Record list
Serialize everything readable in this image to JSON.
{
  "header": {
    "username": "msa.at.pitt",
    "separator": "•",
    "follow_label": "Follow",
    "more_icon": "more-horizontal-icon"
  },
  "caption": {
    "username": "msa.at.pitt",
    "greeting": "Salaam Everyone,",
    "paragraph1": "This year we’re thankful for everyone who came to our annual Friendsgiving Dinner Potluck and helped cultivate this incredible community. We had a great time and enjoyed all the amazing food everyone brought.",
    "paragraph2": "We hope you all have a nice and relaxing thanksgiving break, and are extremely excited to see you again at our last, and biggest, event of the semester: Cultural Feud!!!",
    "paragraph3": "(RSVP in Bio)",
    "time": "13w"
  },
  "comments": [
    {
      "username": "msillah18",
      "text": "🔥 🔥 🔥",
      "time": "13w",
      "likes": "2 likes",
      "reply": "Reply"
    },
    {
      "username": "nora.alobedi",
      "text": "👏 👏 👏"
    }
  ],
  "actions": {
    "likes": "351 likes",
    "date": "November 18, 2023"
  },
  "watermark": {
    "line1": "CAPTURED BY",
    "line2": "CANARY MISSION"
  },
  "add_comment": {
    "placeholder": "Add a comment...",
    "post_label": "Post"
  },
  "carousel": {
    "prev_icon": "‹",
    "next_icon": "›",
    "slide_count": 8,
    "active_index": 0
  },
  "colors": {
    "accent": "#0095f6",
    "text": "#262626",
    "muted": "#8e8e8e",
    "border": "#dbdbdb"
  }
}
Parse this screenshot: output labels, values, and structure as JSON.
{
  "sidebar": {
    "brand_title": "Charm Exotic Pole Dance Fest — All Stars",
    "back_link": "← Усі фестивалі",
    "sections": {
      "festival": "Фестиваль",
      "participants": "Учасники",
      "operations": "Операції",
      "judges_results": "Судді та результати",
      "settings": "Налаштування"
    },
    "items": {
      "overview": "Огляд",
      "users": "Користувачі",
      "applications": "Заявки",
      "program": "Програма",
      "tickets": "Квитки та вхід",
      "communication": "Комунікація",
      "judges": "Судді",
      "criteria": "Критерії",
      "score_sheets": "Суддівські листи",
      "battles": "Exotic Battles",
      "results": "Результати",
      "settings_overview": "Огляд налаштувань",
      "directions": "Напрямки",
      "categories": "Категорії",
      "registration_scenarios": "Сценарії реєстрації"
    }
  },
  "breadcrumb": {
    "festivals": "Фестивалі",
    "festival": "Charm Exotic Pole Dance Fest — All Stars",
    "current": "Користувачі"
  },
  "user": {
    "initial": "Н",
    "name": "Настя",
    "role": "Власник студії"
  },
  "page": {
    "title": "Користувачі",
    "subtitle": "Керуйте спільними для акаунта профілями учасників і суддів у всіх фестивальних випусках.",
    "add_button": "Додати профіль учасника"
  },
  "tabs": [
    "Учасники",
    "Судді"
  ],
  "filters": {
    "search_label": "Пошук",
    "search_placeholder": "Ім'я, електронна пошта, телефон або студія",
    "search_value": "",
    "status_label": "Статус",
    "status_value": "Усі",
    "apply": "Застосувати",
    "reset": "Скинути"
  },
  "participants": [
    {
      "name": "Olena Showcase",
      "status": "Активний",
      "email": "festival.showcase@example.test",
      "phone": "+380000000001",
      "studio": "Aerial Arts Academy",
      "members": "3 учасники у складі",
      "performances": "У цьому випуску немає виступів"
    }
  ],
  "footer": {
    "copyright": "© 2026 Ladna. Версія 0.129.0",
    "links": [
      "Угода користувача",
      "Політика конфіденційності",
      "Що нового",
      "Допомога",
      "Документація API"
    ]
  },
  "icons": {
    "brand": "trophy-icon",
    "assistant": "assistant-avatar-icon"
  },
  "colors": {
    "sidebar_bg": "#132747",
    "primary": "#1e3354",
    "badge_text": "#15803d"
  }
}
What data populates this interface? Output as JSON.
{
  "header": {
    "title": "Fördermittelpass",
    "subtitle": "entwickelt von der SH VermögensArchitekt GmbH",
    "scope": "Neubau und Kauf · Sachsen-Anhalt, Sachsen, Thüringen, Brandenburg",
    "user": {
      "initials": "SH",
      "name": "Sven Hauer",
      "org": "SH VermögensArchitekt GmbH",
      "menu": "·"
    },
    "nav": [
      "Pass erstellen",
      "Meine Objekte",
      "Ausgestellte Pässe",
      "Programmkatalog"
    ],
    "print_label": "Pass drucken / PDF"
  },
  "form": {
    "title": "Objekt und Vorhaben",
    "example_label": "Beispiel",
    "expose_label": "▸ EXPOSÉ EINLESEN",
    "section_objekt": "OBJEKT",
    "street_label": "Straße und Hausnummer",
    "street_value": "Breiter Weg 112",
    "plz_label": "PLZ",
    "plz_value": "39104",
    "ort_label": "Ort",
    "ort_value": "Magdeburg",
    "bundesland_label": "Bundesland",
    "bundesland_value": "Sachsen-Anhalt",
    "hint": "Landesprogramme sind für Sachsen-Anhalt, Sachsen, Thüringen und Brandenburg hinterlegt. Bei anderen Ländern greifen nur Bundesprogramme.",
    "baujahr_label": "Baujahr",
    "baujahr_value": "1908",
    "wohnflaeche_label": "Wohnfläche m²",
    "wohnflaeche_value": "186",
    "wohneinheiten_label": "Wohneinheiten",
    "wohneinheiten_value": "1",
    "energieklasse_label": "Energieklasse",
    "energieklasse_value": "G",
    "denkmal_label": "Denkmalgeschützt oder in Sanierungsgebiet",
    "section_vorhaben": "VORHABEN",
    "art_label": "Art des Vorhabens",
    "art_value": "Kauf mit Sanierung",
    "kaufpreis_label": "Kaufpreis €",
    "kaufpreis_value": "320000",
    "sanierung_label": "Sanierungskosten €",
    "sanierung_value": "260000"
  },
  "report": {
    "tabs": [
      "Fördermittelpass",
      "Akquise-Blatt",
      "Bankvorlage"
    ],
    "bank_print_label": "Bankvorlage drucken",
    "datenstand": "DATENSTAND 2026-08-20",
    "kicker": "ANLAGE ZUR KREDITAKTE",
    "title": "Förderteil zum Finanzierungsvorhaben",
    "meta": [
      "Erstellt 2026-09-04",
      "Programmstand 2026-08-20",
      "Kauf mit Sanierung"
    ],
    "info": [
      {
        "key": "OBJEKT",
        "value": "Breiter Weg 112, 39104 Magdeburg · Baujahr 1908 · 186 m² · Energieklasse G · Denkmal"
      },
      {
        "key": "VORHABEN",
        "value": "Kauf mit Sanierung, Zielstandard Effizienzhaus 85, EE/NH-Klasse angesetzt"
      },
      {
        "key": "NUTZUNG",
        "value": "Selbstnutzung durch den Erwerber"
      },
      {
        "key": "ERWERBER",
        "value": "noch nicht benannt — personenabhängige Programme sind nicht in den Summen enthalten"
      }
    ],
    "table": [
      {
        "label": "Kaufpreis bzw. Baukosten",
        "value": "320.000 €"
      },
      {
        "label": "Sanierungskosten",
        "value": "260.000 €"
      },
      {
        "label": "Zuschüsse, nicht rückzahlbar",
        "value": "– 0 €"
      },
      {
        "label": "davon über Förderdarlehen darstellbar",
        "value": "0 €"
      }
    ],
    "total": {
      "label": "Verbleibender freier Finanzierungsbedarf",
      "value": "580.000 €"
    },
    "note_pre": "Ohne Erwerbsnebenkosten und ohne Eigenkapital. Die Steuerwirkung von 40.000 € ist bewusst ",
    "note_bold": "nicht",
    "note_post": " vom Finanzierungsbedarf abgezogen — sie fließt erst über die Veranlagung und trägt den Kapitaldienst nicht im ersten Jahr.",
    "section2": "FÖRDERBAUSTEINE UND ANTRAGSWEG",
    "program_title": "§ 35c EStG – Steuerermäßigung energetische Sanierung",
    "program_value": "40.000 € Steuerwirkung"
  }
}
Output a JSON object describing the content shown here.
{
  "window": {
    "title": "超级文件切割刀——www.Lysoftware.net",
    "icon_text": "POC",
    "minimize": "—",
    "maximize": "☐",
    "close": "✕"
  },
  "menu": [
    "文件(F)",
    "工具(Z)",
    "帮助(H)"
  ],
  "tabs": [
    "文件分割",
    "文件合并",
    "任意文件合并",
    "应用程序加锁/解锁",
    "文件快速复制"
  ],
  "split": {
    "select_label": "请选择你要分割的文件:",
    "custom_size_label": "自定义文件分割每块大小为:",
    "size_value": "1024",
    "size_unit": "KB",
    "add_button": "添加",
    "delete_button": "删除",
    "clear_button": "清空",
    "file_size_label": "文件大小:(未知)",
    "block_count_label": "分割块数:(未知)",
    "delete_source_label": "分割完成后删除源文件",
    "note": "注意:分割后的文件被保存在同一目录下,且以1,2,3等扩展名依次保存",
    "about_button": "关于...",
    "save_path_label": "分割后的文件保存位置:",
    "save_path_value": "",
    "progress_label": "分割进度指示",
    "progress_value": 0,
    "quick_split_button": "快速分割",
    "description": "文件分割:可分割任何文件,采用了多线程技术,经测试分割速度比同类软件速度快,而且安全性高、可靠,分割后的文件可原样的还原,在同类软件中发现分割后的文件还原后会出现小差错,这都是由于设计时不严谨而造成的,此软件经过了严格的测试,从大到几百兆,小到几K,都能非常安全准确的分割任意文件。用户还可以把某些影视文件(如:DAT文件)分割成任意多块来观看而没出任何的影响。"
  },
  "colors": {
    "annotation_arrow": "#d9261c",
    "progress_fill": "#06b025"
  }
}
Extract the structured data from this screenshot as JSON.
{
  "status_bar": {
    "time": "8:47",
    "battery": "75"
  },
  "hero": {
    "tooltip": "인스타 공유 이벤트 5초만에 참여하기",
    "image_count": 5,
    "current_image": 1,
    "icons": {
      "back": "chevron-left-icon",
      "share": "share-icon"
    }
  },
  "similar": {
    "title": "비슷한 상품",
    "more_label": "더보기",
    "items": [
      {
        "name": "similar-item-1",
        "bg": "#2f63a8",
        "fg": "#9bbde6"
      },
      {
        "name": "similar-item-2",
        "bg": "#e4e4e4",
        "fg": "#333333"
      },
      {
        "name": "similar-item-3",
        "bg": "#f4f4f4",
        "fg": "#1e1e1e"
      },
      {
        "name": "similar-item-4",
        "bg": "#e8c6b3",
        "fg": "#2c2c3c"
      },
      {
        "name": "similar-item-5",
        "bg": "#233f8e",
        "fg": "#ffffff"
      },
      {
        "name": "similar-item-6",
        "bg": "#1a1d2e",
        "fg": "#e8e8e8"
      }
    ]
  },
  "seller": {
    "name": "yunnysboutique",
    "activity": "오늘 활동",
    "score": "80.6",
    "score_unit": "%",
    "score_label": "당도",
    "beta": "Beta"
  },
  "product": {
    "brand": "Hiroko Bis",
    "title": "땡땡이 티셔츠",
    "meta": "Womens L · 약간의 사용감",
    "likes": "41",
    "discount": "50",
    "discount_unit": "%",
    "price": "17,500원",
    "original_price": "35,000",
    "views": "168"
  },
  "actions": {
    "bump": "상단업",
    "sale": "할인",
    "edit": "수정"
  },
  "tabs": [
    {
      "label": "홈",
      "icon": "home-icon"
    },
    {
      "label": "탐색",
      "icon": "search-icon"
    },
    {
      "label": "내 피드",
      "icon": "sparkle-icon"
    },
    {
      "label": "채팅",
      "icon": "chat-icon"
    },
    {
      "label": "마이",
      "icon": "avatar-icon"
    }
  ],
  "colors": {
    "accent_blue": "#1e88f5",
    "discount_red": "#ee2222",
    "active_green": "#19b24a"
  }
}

Given instruction
Gather all the lines that include the word "Steuerwirkung" and copy them out.

Solution below
    "note_pre": "Ohne Erwerbsnebenkosten und ohne Eigenkapital. Die Steuerwirkung von 40.000 € ist bewusst ",
    "program_value": "40.000 € Steuerwirkung"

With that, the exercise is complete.